= DATA FOR THIS EXERCISE =
--- BEGIN ---

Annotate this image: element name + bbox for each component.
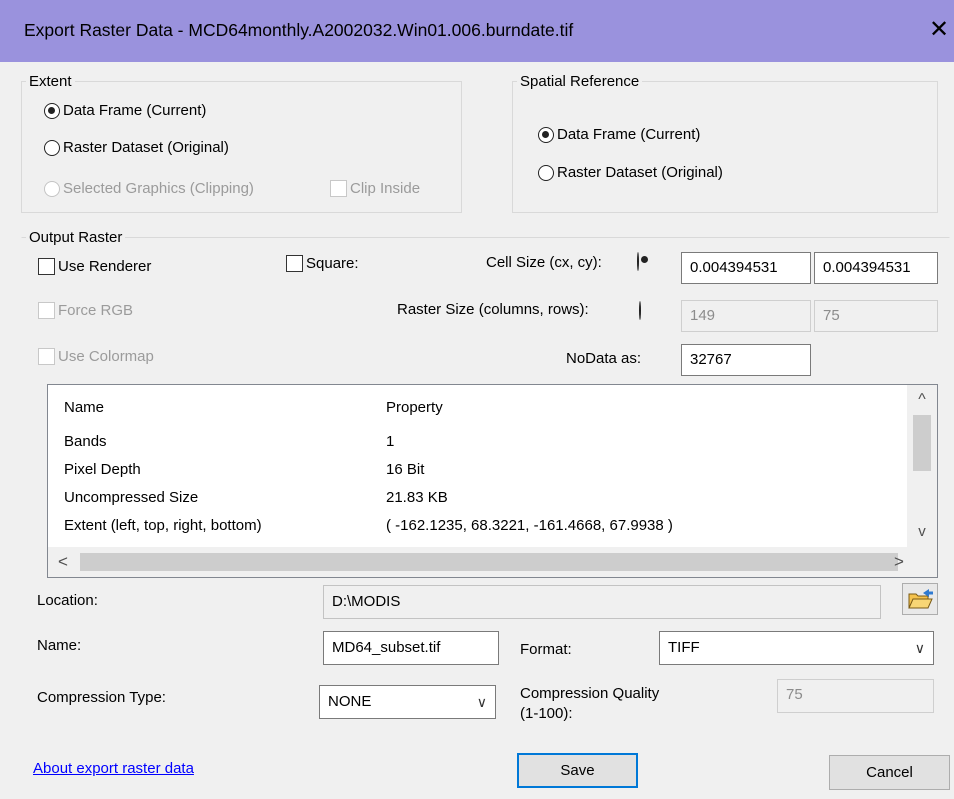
- nodata-field[interactable]: 32767: [681, 344, 811, 376]
- cell-size-label: Cell Size (cx, cy):: [486, 254, 602, 271]
- name-label: Name:: [37, 637, 82, 654]
- cell-size-radio[interactable]: [637, 252, 639, 271]
- cancel-button[interactable]: Cancel: [829, 755, 950, 790]
- sr-raster-dataset-option[interactable]: Raster Dataset (Original): [538, 164, 723, 181]
- square-option[interactable]: Square:: [286, 255, 359, 272]
- compression-type-select[interactable]: NONE ∨: [319, 685, 496, 719]
- force-rgb-checkbox: [38, 302, 55, 319]
- spatial-reference-legend: Spatial Reference: [520, 73, 640, 90]
- property-value: 21.83 KB: [386, 489, 448, 506]
- browse-folder-button[interactable]: [902, 583, 938, 615]
- use-colormap-option: Use Colormap: [38, 348, 154, 365]
- extent-selected-graphics-radio: [44, 180, 60, 197]
- extent-legend: Extent: [29, 73, 72, 90]
- header-property: Property: [386, 399, 443, 416]
- open-folder-icon: [907, 588, 934, 615]
- chevron-down-icon: ∨: [914, 640, 925, 656]
- extent-data-frame-option[interactable]: Data Frame (Current): [44, 102, 206, 119]
- scroll-up-arrow[interactable]: ^: [907, 385, 937, 413]
- format-select[interactable]: TIFF ∨: [659, 631, 934, 665]
- property-name: Uncompressed Size: [64, 489, 199, 506]
- extent-selected-graphics-option: Selected Graphics (Clipping): [44, 180, 254, 197]
- rows-field: 75: [814, 300, 938, 332]
- property-name: Pixel Depth: [64, 461, 141, 478]
- use-colormap-label: Use Colormap: [58, 348, 154, 365]
- format-label: Format:: [520, 641, 572, 658]
- sr-data-frame-option[interactable]: Data Frame (Current): [538, 126, 700, 143]
- properties-header: Name Property: [64, 399, 443, 416]
- use-colormap-checkbox: [38, 348, 55, 365]
- scroll-right-arrow[interactable]: >: [884, 547, 914, 577]
- compression-quality-field: 75: [777, 679, 934, 713]
- header-name: Name: [64, 399, 105, 416]
- chevron-down-icon: ∨: [476, 694, 487, 710]
- property-value: ( -162.1235, 68.3221, -161.4668, 67.9938…: [386, 517, 673, 534]
- vertical-scroll-thumb[interactable]: [913, 415, 931, 471]
- use-renderer-option[interactable]: Use Renderer: [38, 258, 151, 275]
- name-field[interactable]: MD64_subset.tif: [323, 631, 499, 665]
- force-rgb-label: Force RGB: [58, 302, 134, 319]
- properties-list[interactable]: Name Property Bands 1 Pixel Depth 16 Bit…: [47, 384, 938, 578]
- compression-type-value: NONE: [328, 693, 372, 710]
- force-rgb-option: Force RGB: [38, 302, 133, 319]
- property-name: Extent (left, top, right, bottom): [64, 517, 262, 534]
- horizontal-scroll-thumb[interactable]: [80, 553, 898, 571]
- extent-raster-dataset-option[interactable]: Raster Dataset (Original): [44, 139, 229, 156]
- sr-raster-dataset-label: Raster Dataset (Original): [557, 164, 723, 181]
- spatial-reference-group: Spatial Reference: [512, 73, 938, 213]
- square-checkbox[interactable]: [286, 255, 303, 272]
- property-name: Bands: [64, 433, 107, 450]
- list-item: Uncompressed Size 21.83 KB: [64, 489, 448, 506]
- columns-field: 149: [681, 300, 811, 332]
- list-item: Pixel Depth 16 Bit: [64, 461, 424, 478]
- close-button[interactable]: ✕: [924, 12, 954, 48]
- square-label: Square:: [306, 255, 359, 272]
- location-label: Location:: [37, 592, 98, 609]
- extent-raster-dataset-radio[interactable]: [44, 139, 60, 156]
- use-renderer-label: Use Renderer: [58, 258, 152, 275]
- cell-size-x-field[interactable]: 0.004394531: [681, 252, 811, 284]
- property-value: 16 Bit: [386, 461, 425, 478]
- sr-raster-dataset-radio[interactable]: [538, 164, 554, 181]
- nodata-label: NoData as:: [566, 350, 642, 367]
- extent-raster-dataset-label: Raster Dataset (Original): [63, 139, 229, 156]
- raster-size-radio[interactable]: [639, 301, 641, 320]
- format-value: TIFF: [668, 639, 700, 656]
- save-button[interactable]: Save: [517, 753, 638, 788]
- scroll-down-arrow[interactable]: v: [907, 519, 937, 547]
- extent-selected-graphics-label: Selected Graphics (Clipping): [63, 180, 254, 197]
- cell-size-y-field[interactable]: 0.004394531: [814, 252, 938, 284]
- extent-data-frame-radio[interactable]: [44, 102, 60, 119]
- horizontal-scrollbar[interactable]: < >: [48, 547, 937, 577]
- sr-data-frame-label: Data Frame (Current): [557, 126, 701, 143]
- raster-size-label: Raster Size (columns, rows):: [397, 301, 589, 318]
- compression-quality-label-line1: Compression Quality: [520, 685, 660, 702]
- compression-quality-label: Compression Quality (1-100):: [520, 684, 659, 724]
- output-raster-legend: Output Raster: [29, 229, 123, 246]
- compression-type-label: Compression Type:: [37, 689, 166, 706]
- extent-data-frame-label: Data Frame (Current): [63, 102, 207, 119]
- list-item: Bands 1: [64, 433, 394, 450]
- clip-inside-checkbox: [330, 180, 347, 197]
- sr-data-frame-radio[interactable]: [538, 126, 554, 143]
- use-renderer-checkbox[interactable]: [38, 258, 55, 275]
- scroll-left-arrow[interactable]: <: [48, 547, 78, 577]
- window-title: Export Raster Data - MCD64monthly.A20020…: [24, 20, 574, 40]
- clip-inside-option: Clip Inside: [330, 180, 420, 197]
- clip-inside-label: Clip Inside: [350, 180, 421, 197]
- vertical-scrollbar[interactable]: ^ v: [907, 385, 937, 547]
- property-value: 1: [386, 433, 395, 450]
- compression-quality-label-line2: (1-100):: [520, 705, 573, 722]
- location-field: D:\MODIS: [323, 585, 881, 619]
- about-export-link[interactable]: About export raster data: [33, 760, 194, 777]
- list-item: Extent (left, top, right, bottom) ( -162…: [64, 517, 673, 534]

--- END ---

= WRITTEN PROBLEM =
Recast the lines between the one containing "- nodata-field[interactable]: 32767: [681, 344, 811, 376]" and the one containing "- cancel-button[interactable]: Cancel: [829, 755, 950, 790]", inclusive, as a Markdown table with the columns Row and Text, leaving out any blank lines.

= OUTPUT OF THE TASK =
| Row | Text |
|---|---|
| 1 | - nodata-field[interactable]: 32767: [681, 344, 811, 376] |
| 2 | - cell-size-label: Cell Size (cx, cy):: [486, 254, 602, 271] |
| 3 | - name-label: Name:: [37, 637, 82, 654] |
| 4 | - cell-size-radio[interactable]: [637, 252, 639, 271] |
| 5 | - cancel-button[interactable]: Cancel: [829, 755, 950, 790] |